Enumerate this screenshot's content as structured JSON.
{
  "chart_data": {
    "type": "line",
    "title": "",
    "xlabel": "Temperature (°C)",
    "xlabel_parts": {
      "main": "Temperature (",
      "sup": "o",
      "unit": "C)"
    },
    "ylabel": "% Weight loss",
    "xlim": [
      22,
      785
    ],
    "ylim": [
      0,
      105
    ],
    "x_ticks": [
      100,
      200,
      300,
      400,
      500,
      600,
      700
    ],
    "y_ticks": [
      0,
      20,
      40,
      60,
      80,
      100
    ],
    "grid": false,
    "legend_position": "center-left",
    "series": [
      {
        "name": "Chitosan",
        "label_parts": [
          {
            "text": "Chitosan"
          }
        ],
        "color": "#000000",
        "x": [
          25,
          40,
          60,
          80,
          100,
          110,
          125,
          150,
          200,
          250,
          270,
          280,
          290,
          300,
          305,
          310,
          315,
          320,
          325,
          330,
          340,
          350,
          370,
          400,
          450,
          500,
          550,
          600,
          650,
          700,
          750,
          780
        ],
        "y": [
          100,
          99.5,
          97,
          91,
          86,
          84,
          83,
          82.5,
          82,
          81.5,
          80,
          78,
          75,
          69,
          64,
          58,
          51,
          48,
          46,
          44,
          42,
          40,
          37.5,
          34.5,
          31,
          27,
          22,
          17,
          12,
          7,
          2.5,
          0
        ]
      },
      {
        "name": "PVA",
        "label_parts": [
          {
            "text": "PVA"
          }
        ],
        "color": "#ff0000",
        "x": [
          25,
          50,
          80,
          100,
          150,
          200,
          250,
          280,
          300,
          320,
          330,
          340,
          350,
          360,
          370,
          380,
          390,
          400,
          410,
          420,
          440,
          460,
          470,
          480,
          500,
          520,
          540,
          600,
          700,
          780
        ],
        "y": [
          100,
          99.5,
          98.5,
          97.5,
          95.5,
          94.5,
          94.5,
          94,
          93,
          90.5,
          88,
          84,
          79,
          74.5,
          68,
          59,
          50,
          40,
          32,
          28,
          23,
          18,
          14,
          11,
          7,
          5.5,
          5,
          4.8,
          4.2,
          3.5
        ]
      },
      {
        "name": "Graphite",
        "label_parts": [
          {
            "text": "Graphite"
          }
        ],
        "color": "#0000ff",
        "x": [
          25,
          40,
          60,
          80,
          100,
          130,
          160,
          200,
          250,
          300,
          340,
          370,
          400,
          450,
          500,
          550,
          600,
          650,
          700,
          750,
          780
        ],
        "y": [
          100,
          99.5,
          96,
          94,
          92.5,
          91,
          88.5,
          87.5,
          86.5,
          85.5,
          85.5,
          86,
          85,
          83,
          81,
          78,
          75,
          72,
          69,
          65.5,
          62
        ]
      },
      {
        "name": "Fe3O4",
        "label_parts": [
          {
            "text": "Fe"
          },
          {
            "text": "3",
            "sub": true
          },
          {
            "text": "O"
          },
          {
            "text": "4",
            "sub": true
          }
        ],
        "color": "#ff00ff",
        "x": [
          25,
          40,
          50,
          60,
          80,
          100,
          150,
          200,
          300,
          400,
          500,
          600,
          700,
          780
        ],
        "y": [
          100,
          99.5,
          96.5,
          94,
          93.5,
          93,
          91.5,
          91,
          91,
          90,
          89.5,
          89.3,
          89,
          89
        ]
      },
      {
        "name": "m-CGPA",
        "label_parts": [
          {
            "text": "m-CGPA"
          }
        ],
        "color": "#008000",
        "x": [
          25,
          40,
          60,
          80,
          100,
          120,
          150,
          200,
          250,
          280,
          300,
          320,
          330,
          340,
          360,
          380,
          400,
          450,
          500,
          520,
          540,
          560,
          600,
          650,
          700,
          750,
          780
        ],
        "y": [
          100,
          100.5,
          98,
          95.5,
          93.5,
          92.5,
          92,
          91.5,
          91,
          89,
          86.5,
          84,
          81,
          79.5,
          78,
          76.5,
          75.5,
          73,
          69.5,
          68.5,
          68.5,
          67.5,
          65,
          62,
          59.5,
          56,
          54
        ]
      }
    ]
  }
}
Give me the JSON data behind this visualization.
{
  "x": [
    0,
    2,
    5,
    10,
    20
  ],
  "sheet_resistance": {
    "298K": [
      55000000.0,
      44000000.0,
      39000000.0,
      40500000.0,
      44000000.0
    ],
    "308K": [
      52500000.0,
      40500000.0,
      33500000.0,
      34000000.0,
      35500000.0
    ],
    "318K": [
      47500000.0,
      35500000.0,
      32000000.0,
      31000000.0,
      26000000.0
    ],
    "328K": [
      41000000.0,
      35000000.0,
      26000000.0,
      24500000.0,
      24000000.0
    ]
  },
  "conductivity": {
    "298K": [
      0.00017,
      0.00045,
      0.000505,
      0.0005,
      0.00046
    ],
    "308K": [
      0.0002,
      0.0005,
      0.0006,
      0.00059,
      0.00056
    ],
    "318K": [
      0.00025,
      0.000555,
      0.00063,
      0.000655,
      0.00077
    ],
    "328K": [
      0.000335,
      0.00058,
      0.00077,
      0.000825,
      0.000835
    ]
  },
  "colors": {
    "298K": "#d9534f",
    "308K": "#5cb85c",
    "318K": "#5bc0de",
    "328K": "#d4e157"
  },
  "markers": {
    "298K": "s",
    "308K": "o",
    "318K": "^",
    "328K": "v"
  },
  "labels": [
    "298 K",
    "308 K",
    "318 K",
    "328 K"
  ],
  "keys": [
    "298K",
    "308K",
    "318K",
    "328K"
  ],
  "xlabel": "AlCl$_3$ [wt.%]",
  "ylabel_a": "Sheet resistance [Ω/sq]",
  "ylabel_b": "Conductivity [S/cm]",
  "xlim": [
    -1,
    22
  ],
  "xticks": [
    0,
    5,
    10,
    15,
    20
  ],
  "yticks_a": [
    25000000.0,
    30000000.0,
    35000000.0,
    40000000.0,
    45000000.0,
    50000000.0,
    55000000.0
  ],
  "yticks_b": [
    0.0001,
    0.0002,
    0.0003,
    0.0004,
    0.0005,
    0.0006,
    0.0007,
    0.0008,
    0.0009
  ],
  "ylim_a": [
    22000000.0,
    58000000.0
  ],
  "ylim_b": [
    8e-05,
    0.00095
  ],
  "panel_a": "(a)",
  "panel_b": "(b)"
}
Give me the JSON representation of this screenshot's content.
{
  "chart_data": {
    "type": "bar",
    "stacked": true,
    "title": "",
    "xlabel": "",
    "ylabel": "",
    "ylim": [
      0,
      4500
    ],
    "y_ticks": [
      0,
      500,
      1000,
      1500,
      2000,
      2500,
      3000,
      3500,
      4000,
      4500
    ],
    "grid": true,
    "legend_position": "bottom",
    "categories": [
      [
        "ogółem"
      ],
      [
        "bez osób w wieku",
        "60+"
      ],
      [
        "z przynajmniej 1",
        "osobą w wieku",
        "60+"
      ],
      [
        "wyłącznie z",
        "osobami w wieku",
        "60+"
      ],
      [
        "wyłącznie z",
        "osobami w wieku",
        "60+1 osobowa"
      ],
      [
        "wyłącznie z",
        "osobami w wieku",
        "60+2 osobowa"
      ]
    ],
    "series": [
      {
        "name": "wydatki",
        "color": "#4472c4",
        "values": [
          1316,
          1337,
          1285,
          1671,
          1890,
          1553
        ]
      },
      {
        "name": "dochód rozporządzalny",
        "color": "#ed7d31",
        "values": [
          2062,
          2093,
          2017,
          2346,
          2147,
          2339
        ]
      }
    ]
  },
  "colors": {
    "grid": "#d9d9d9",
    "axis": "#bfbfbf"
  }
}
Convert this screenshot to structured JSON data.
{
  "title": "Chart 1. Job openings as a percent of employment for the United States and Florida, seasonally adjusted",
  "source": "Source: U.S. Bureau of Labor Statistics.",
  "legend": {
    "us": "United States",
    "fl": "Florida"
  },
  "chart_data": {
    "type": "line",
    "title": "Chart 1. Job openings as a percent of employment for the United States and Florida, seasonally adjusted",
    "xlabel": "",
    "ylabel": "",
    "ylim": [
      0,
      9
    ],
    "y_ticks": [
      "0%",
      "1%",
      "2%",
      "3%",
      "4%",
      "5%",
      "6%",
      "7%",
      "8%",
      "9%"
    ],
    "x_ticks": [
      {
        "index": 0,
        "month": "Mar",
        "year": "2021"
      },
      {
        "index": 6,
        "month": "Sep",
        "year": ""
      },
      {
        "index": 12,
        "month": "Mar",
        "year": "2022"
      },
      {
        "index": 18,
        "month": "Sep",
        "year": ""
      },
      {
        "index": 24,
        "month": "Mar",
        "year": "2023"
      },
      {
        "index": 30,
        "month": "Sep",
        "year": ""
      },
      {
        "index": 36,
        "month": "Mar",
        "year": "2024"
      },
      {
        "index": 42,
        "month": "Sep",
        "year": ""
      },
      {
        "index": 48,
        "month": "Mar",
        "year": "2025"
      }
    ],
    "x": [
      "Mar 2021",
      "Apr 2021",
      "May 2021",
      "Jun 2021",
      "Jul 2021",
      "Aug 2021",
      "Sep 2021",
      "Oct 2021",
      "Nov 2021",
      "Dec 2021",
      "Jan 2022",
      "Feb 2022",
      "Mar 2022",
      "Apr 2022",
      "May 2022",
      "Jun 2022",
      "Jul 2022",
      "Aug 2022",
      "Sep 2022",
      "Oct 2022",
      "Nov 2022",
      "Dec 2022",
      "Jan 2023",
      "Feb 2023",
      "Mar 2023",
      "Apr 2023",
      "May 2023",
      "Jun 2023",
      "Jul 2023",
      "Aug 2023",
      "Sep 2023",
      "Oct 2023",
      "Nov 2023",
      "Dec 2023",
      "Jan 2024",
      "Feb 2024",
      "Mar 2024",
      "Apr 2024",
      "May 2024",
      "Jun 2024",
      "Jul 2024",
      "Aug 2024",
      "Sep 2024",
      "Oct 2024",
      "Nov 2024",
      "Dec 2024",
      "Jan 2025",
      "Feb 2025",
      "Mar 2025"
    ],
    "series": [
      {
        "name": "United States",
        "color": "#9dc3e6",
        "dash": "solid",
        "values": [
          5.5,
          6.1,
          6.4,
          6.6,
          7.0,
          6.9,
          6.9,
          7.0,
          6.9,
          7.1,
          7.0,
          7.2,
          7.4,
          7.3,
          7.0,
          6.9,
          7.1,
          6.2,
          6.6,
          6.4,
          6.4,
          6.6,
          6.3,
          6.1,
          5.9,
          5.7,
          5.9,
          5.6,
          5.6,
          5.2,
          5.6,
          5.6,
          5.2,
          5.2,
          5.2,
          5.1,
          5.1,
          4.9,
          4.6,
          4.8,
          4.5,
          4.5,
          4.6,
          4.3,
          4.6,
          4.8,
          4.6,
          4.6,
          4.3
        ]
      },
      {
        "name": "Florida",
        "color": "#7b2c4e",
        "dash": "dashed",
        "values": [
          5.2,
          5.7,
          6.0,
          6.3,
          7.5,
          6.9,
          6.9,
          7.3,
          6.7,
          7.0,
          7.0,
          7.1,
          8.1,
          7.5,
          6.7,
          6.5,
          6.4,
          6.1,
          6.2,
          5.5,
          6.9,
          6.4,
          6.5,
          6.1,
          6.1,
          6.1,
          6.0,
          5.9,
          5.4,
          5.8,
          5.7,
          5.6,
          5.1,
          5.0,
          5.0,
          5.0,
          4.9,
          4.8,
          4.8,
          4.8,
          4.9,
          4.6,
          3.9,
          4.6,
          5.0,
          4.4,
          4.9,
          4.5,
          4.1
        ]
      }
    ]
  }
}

EXERCISE DETAILS: Tally up the lines holding the string "Give" in this listing, and report the total alone.

RESULT OF THIS EXERCISE: 2